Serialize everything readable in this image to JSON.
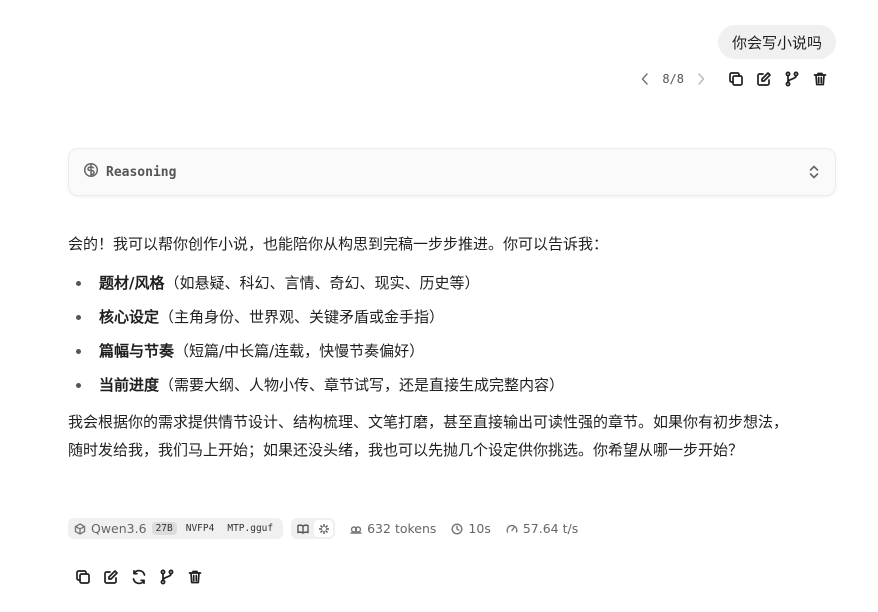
{
  "user_message": {
    "text": "你会写小说吗"
  },
  "pager": {
    "count": "8/8"
  },
  "reasoning": {
    "label": "Reasoning"
  },
  "answer": {
    "intro": "会的！我可以帮你创作小说，也能陪你从构思到完稿一步步推进。你可以告诉我：",
    "items": [
      {
        "term": "题材/风格",
        "desc": "（如悬疑、科幻、言情、奇幻、现实、历史等）"
      },
      {
        "term": "核心设定",
        "desc": "（主角身份、世界观、关键矛盾或金手指）"
      },
      {
        "term": "篇幅与节奏",
        "desc": "（短篇/中长篇/连载，快慢节奏偏好）"
      },
      {
        "term": "当前进度",
        "desc": "（需要大纲、人物小传、章节试写，还是直接生成完整内容）"
      }
    ],
    "outro_line1": "我会根据你的需求提供情节设计、结构梳理、文笔打磨，甚至直接输出可读性强的章节。如果你有初步想法，",
    "outro_line2": "随时发给我，我们马上开始；如果还没头绪，我也可以先抛几个设定供你挑选。你希望从哪一步开始？"
  },
  "stats": {
    "model_name": "Qwen3.6",
    "tags": [
      "27B",
      "NVFP4",
      "MTP.gguf"
    ],
    "tokens": "632 tokens",
    "time": "10s",
    "speed": "57.64 t/s"
  },
  "icons": {
    "prev": "chevron-left-icon",
    "next": "chevron-right-icon",
    "copy": "copy-icon",
    "edit": "edit-icon",
    "branch": "branch-icon",
    "delete": "trash-icon",
    "regenerate": "refresh-icon",
    "reasoning": "brain-icon",
    "expand": "chevron-up-down-icon"
  }
}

____

Pull every line containing the word "desc" out of the material and copy it.

--- Final result ---
        "desc": "（如悬疑、科幻、言情、奇幻、现实、历史等）"
        "desc": "（主角身份、世界观、关键矛盾或金手指）"
        "desc": "（短篇/中长篇/连载，快慢节奏偏好）"
        "desc": "（需要大纲、人物小传、章节试写，还是直接生成完整内容）"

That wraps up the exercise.